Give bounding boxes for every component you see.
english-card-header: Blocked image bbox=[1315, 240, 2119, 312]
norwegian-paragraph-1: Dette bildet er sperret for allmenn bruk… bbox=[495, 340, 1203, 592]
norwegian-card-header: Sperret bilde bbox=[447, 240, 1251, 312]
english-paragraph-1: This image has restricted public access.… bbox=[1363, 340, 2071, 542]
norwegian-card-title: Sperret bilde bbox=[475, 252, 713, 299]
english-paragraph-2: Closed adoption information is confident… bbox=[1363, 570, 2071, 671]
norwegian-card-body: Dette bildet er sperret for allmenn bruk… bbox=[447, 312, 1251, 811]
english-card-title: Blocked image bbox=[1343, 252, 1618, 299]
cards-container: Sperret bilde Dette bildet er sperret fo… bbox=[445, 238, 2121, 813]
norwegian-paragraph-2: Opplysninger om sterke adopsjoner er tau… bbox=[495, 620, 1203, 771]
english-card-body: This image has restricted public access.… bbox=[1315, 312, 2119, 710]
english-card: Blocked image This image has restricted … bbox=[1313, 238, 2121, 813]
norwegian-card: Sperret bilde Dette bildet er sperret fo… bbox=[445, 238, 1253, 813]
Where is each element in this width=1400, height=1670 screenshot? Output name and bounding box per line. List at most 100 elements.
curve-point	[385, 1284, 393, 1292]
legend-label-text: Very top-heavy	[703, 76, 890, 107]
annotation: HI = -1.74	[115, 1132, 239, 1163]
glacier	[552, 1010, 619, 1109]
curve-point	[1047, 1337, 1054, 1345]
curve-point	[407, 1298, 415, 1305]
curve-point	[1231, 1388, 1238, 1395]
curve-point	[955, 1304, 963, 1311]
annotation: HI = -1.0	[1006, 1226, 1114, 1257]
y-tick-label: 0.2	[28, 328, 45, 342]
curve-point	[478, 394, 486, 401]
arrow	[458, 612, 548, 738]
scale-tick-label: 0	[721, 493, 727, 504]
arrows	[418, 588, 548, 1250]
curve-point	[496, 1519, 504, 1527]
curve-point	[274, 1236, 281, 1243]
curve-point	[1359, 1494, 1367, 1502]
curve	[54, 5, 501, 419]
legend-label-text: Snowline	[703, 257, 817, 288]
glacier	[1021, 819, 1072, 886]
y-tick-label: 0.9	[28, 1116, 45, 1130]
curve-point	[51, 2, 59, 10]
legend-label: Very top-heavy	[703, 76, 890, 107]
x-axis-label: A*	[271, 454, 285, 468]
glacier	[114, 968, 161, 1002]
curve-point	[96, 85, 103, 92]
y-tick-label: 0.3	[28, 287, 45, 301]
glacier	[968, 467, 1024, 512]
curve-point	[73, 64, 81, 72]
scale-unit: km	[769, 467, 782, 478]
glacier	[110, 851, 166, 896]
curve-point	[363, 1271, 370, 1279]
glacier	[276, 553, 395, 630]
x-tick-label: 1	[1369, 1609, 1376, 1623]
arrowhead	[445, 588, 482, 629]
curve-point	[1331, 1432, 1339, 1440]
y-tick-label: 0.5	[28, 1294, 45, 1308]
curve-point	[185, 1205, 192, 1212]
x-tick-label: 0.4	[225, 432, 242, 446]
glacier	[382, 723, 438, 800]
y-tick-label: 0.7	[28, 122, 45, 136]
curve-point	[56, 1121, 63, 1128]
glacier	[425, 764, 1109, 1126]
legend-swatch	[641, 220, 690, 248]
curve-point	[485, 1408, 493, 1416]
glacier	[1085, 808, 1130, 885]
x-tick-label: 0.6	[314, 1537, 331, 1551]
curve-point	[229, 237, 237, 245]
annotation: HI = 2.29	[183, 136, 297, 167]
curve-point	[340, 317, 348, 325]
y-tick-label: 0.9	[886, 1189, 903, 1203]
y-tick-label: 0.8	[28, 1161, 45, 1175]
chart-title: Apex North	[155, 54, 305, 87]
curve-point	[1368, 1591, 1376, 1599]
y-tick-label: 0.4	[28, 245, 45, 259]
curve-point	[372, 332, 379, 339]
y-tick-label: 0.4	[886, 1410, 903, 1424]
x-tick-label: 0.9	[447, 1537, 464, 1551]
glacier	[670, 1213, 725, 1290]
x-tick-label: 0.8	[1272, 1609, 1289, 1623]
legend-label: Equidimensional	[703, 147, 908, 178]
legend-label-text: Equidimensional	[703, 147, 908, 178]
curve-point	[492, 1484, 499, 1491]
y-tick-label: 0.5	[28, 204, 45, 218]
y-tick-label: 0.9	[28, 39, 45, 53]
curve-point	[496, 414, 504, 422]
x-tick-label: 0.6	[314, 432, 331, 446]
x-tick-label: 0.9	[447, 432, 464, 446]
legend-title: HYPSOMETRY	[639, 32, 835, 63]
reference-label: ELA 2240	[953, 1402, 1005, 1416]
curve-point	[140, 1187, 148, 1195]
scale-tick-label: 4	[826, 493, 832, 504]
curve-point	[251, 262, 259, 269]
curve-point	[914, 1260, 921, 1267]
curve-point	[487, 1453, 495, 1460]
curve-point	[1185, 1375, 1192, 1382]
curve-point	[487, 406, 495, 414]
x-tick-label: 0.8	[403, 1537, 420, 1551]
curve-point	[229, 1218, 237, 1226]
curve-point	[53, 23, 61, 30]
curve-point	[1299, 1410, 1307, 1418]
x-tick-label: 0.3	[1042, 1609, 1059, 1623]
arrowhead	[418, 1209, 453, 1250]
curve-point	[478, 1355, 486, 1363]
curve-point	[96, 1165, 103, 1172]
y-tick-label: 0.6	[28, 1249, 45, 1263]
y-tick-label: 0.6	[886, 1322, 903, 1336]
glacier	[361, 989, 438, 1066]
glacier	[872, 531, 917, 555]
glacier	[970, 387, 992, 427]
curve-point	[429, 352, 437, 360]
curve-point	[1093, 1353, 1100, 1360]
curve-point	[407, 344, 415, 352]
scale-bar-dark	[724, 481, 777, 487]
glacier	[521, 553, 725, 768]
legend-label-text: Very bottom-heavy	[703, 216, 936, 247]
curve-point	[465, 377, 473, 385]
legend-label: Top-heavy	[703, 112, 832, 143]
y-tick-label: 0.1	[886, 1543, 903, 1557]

────

SET TASK:
Rewrite the data from its first line through the line containing "english-paragraph-2: Closed adoption" as a numbered list, dropping any blank lines.

THE RESPONSE:
1. Give bounding boxes for every component you see.
2. english-card-header: Blocked image bbox=[1315, 240, 2119, 312]
3. norwegian-paragraph-1: Dette bildet er sperret for allmenn bruk… bbox=[495, 340, 1203, 592]
4. norwegian-card-header: Sperret bilde bbox=[447, 240, 1251, 312]
5. english-paragraph-1: This image has restricted public access.… bbox=[1363, 340, 2071, 542]
6. norwegian-card-title: Sperret bilde bbox=[475, 252, 713, 299]
7. english-paragraph-2: Closed adoption information is confident… bbox=[1363, 570, 2071, 671]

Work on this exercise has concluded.